MATERIAL TO PROCESS
>>>>>

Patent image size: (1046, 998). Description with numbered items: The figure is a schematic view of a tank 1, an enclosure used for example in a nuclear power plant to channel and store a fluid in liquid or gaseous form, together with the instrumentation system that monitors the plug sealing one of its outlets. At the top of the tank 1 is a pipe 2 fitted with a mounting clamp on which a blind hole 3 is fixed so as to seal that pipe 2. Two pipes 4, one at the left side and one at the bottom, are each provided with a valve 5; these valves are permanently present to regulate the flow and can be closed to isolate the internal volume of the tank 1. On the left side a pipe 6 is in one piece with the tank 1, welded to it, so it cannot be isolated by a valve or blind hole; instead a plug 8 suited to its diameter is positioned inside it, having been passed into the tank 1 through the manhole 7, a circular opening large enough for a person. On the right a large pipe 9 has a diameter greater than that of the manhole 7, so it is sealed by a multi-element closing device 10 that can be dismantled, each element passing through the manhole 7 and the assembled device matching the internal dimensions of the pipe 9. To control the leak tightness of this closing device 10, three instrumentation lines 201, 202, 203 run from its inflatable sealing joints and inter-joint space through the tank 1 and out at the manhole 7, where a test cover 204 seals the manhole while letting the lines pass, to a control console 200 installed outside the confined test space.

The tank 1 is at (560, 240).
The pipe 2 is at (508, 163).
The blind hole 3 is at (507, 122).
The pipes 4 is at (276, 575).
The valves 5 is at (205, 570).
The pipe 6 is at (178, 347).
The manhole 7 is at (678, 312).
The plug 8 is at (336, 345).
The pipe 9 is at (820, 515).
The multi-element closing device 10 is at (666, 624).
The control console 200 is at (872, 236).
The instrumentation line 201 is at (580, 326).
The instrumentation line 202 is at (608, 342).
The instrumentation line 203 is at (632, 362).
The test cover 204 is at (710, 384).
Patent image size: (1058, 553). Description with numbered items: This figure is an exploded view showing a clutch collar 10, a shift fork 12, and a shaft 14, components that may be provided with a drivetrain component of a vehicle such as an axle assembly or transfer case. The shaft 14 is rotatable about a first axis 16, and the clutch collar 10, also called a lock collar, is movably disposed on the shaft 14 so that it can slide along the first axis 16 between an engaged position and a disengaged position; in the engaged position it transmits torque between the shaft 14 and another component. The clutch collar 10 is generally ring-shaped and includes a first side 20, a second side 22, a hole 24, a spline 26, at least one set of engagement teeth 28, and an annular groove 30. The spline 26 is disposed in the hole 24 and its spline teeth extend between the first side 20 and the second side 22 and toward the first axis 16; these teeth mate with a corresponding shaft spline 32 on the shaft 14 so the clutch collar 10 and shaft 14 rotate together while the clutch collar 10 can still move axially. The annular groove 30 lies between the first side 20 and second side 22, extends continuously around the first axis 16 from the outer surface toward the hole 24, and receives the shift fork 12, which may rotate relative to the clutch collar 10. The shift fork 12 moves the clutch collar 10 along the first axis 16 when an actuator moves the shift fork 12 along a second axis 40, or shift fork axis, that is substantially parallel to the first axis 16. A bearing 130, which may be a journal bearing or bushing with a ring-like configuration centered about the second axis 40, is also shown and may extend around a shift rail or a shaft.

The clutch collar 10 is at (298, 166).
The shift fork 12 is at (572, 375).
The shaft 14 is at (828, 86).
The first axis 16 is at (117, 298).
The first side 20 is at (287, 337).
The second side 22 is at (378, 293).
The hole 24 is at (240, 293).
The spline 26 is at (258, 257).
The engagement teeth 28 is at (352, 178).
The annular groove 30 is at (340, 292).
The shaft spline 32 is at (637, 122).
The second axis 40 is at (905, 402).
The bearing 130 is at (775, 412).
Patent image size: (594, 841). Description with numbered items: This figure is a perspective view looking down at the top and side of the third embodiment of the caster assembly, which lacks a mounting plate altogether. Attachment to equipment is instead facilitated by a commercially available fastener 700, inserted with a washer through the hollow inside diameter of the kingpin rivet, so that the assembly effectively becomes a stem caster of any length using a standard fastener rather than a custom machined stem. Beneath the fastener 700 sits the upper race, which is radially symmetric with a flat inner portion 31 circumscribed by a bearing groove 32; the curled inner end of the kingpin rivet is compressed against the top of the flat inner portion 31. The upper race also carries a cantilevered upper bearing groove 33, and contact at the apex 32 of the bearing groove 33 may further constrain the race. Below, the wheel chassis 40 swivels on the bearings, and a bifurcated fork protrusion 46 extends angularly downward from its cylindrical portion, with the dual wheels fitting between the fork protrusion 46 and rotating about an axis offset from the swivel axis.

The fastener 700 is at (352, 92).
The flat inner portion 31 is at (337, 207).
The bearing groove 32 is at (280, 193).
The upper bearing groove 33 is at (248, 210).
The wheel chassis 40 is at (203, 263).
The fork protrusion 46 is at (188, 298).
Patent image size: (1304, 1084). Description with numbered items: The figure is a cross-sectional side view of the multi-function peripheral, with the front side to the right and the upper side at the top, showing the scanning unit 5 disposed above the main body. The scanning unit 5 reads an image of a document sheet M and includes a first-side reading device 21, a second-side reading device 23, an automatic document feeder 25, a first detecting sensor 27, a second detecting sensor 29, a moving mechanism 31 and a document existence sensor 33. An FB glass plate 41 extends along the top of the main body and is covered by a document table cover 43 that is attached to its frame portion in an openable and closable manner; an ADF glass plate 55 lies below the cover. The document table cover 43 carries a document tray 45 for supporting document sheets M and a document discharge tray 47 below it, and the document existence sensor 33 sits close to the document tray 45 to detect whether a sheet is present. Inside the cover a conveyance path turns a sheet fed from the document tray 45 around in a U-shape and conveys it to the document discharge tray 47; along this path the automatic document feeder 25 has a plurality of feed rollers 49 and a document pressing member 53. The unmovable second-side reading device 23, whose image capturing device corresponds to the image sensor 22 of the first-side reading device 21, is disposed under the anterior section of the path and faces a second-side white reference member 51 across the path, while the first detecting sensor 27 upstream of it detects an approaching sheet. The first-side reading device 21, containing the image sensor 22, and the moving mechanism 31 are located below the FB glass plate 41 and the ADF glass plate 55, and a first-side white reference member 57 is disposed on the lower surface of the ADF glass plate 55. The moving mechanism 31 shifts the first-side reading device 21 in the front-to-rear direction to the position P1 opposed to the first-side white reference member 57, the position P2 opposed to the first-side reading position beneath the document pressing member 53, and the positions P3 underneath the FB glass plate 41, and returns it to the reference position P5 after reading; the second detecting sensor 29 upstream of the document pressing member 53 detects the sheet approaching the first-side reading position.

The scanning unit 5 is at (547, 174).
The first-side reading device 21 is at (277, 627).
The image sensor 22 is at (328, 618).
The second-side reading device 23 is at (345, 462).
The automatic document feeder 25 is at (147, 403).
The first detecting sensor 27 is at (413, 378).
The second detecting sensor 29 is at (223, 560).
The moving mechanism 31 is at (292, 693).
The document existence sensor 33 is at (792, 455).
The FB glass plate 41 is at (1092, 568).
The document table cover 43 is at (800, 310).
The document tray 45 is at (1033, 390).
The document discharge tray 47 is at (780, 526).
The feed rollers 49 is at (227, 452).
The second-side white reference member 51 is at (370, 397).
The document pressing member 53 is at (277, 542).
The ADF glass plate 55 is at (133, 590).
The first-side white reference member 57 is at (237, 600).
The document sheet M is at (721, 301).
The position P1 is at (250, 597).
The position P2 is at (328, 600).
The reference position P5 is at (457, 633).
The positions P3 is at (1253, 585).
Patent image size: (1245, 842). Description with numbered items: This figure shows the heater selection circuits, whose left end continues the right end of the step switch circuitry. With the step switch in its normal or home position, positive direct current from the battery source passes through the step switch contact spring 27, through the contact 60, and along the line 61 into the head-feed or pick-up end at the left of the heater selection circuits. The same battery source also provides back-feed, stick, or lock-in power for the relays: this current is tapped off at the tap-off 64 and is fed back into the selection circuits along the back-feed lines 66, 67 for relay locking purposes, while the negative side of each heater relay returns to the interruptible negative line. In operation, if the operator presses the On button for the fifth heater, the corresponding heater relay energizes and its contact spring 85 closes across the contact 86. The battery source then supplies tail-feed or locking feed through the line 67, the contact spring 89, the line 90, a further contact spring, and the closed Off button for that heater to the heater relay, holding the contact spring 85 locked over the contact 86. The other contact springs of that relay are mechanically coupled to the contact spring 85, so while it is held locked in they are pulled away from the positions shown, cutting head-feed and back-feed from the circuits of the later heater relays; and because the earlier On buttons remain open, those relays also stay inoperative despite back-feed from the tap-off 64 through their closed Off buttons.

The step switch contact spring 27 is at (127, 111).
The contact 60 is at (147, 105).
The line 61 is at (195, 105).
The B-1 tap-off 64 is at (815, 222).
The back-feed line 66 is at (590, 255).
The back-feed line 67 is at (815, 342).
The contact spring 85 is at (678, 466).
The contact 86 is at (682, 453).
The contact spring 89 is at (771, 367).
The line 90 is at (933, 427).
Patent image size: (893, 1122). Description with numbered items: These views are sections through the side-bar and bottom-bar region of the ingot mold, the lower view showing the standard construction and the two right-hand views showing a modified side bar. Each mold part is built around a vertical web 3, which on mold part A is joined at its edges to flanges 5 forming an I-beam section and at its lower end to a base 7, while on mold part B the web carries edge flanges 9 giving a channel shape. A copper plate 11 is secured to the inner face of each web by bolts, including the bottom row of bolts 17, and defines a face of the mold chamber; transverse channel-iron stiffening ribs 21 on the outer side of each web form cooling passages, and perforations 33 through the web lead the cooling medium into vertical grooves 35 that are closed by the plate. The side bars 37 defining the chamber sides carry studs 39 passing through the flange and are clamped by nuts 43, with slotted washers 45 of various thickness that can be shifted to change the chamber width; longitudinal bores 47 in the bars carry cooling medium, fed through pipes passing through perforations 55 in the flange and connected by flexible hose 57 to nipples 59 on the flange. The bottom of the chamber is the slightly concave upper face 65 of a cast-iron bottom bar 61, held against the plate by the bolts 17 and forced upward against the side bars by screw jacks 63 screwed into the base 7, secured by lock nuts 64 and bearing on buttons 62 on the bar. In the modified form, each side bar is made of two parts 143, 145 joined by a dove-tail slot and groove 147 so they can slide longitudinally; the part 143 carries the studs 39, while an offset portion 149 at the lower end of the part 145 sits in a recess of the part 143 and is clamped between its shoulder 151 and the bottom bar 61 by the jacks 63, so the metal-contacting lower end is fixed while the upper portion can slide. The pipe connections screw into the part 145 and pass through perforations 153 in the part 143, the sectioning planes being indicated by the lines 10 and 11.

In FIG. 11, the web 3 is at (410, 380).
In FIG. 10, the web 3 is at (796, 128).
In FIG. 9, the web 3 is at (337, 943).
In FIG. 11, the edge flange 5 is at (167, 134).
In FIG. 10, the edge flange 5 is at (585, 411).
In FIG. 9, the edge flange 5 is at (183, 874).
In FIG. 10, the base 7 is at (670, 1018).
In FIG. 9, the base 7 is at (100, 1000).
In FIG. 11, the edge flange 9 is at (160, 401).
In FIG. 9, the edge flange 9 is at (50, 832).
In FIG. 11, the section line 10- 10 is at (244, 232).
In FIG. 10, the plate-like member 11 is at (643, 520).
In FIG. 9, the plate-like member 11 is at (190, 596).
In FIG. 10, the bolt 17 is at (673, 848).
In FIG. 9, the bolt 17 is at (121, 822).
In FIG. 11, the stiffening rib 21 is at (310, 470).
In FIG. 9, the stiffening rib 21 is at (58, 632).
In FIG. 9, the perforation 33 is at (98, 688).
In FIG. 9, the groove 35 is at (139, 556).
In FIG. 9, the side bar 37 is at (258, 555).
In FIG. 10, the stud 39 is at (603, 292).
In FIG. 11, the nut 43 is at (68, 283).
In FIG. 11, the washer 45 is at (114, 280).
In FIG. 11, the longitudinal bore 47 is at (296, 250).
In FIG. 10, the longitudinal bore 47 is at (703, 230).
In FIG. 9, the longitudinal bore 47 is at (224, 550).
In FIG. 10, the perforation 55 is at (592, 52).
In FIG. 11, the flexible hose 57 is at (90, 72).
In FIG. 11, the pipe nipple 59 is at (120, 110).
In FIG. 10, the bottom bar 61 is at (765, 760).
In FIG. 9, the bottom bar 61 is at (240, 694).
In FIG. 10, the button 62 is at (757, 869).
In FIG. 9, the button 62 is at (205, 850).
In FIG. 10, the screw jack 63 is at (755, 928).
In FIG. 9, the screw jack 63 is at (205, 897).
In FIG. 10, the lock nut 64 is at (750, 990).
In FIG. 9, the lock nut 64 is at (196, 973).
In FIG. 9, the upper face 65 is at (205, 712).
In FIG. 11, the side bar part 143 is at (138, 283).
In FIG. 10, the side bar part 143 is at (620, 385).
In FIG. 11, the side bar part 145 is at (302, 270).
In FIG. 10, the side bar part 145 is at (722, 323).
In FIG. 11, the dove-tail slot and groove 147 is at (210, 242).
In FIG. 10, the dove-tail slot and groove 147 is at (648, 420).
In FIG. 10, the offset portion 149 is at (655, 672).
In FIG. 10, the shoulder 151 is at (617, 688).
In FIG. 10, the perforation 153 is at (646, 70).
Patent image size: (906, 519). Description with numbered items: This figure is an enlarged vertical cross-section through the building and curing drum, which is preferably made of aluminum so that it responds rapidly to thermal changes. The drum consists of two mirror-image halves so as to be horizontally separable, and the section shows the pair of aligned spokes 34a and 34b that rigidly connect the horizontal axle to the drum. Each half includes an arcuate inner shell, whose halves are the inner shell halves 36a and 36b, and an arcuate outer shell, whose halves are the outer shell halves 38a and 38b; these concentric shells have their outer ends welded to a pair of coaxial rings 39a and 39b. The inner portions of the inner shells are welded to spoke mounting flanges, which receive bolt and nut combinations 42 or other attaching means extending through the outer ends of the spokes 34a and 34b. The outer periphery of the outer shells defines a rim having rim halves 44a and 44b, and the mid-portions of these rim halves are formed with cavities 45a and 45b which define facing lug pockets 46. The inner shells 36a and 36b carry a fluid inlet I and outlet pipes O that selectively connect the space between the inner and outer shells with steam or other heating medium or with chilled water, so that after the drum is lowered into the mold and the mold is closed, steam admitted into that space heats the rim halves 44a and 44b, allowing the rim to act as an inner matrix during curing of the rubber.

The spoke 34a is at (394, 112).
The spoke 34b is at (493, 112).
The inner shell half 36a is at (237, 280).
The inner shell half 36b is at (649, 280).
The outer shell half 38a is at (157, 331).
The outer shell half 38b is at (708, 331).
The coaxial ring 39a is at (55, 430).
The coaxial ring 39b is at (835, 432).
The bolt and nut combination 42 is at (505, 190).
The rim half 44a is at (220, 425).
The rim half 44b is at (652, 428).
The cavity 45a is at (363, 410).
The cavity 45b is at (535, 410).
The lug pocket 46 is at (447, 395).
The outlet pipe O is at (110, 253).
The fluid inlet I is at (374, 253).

<<<<<

PROBLEM
Count the lines in the material above that contain the string "switch", matching case exactly, and reply with the number alone.

ANSWER TO THIS EXERCISE
2